== Directions ==
Look at each line of the records and count those with "Сведения" in them. Please answer with the count alone.

Stored items from a collection
__________

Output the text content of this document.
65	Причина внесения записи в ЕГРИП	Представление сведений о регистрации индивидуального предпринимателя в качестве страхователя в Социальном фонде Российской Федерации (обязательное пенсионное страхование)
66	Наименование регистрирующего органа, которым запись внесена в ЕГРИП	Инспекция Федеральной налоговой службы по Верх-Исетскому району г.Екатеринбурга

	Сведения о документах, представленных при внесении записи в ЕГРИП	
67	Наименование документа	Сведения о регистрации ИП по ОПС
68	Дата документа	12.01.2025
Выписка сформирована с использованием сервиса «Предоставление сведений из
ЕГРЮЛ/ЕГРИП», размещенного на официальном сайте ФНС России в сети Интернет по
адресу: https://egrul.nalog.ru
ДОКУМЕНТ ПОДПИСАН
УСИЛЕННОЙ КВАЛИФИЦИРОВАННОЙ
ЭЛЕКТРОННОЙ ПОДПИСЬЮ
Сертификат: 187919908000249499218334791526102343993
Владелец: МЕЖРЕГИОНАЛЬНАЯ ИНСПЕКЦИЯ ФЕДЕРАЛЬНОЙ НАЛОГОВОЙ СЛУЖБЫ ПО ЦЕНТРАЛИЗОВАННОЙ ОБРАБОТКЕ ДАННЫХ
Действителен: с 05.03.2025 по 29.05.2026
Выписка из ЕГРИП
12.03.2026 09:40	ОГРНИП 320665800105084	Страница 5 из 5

__________

== Problem solution ==
2